- _PROVIDED MATERIAL_:
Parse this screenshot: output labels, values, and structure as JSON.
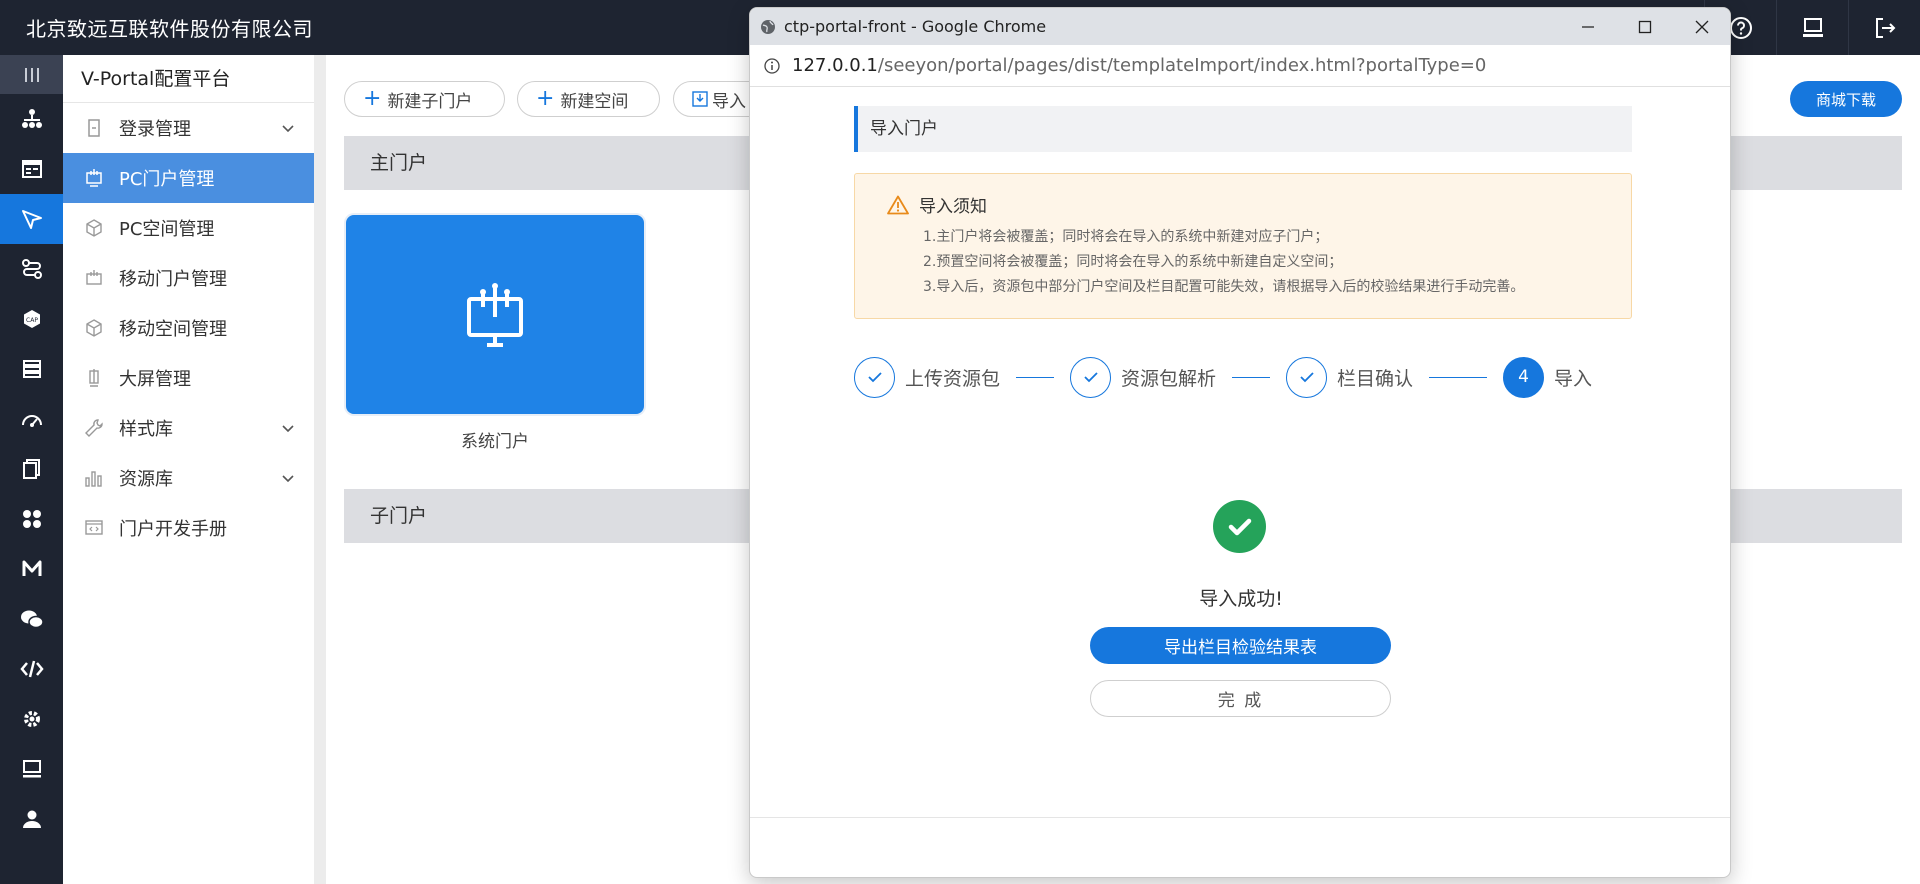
{
  "topbar": {
    "company": "北京致远互联软件股份有限公司",
    "icons": [
      "help-icon",
      "monitor-icon",
      "logout-icon"
    ]
  },
  "rail": {
    "items": [
      "menu-lines-icon",
      "org-tree-icon",
      "form-icon",
      "send-icon",
      "flow-icon",
      "cap-icon",
      "layers-icon",
      "gauge-icon",
      "document-icon",
      "apps-icon",
      "m-icon",
      "wechat-icon",
      "code-icon",
      "settings-icon",
      "screen-icon",
      "user-icon"
    ]
  },
  "menu": {
    "title": "V-Portal配置平台",
    "items": [
      {
        "label": "登录管理",
        "expandable": true
      },
      {
        "label": "PC门户管理",
        "active": true
      },
      {
        "label": "PC空间管理"
      },
      {
        "label": "移动门户管理"
      },
      {
        "label": "移动空间管理"
      },
      {
        "label": "大屏管理"
      },
      {
        "label": "样式库",
        "expandable": true
      },
      {
        "label": "资源库",
        "expandable": true
      },
      {
        "label": "门户开发手册"
      }
    ]
  },
  "main": {
    "buttons": {
      "new_sub_portal": "新建子门户",
      "new_space": "新建空间",
      "import": "导入"
    },
    "store_download": "商城下载",
    "section_main": "主门户",
    "section_sub": "子门户",
    "portal_card_name": "系统门户"
  },
  "popup": {
    "window_title": "ctp-portal-front - Google Chrome",
    "url_host": "127.0.0.1",
    "url_path": "/seeyon/portal/pages/dist/templateImport/index.html?portalType=0",
    "page_title": "导入门户",
    "notice": {
      "title": "导入须知",
      "lines": [
        "1.主门户将会被覆盖；同时将会在导入的系统中新建对应子门户；",
        "2.预置空间将会被覆盖；同时将会在导入的系统中新建自定义空间；",
        "3.导入后，资源包中部分门户空间及栏目配置可能失效，请根据导入后的校验结果进行手动完善。"
      ]
    },
    "steps": [
      {
        "label": "上传资源包",
        "done": true
      },
      {
        "label": "资源包解析",
        "done": true
      },
      {
        "label": "栏目确认",
        "done": true
      },
      {
        "label": "导入",
        "number": "4"
      }
    ],
    "success_text": "导入成功!",
    "export_button": "导出栏目检验结果表",
    "finish_button": "完 成"
  },
  "colors": {
    "accent": "#1677dd",
    "success": "#25a35a",
    "topbar": "#1e2431",
    "notice_bg": "#fef5e8"
  }
}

- _PROBLEM STATEMENT_: Write out the entries above verbatim; the pictures do not belong in your copy.

- _EXERCISE SOLUTION_:
Parse this screenshot: output labels, values, and structure as JSON.
{
  "topbar": {
    "company": "北京致远互联软件股份有限公司",
    "icons": [
      "help-icon",
      "monitor-icon",
      "logout-icon"
    ]
  },
  "rail": {
    "items": [
      "menu-lines-icon",
      "org-tree-icon",
      "form-icon",
      "send-icon",
      "flow-icon",
      "cap-icon",
      "layers-icon",
      "gauge-icon",
      "document-icon",
      "apps-icon",
      "m-icon",
      "wechat-icon",
      "code-icon",
      "settings-icon",
      "screen-icon",
      "user-icon"
    ]
  },
  "menu": {
    "title": "V-Portal配置平台",
    "items": [
      {
        "label": "登录管理",
        "expandable": true
      },
      {
        "label": "PC门户管理",
        "active": true
      },
      {
        "label": "PC空间管理"
      },
      {
        "label": "移动门户管理"
      },
      {
        "label": "移动空间管理"
      },
      {
        "label": "大屏管理"
      },
      {
        "label": "样式库",
        "expandable": true
      },
      {
        "label": "资源库",
        "expandable": true
      },
      {
        "label": "门户开发手册"
      }
    ]
  },
  "main": {
    "buttons": {
      "new_sub_portal": "新建子门户",
      "new_space": "新建空间",
      "import": "导入"
    },
    "store_download": "商城下载",
    "section_main": "主门户",
    "section_sub": "子门户",
    "portal_card_name": "系统门户"
  },
  "popup": {
    "window_title": "ctp-portal-front - Google Chrome",
    "url_host": "127.0.0.1",
    "url_path": "/seeyon/portal/pages/dist/templateImport/index.html?portalType=0",
    "page_title": "导入门户",
    "notice": {
      "title": "导入须知",
      "lines": [
        "1.主门户将会被覆盖；同时将会在导入的系统中新建对应子门户；",
        "2.预置空间将会被覆盖；同时将会在导入的系统中新建自定义空间；",
        "3.导入后，资源包中部分门户空间及栏目配置可能失效，请根据导入后的校验结果进行手动完善。"
      ]
    },
    "steps": [
      {
        "label": "上传资源包",
        "done": true
      },
      {
        "label": "资源包解析",
        "done": true
      },
      {
        "label": "栏目确认",
        "done": true
      },
      {
        "label": "导入",
        "number": "4"
      }
    ],
    "success_text": "导入成功!",
    "export_button": "导出栏目检验结果表",
    "finish_button": "完 成"
  },
  "colors": {
    "accent": "#1677dd",
    "success": "#25a35a",
    "topbar": "#1e2431",
    "notice_bg": "#fef5e8"
  }
}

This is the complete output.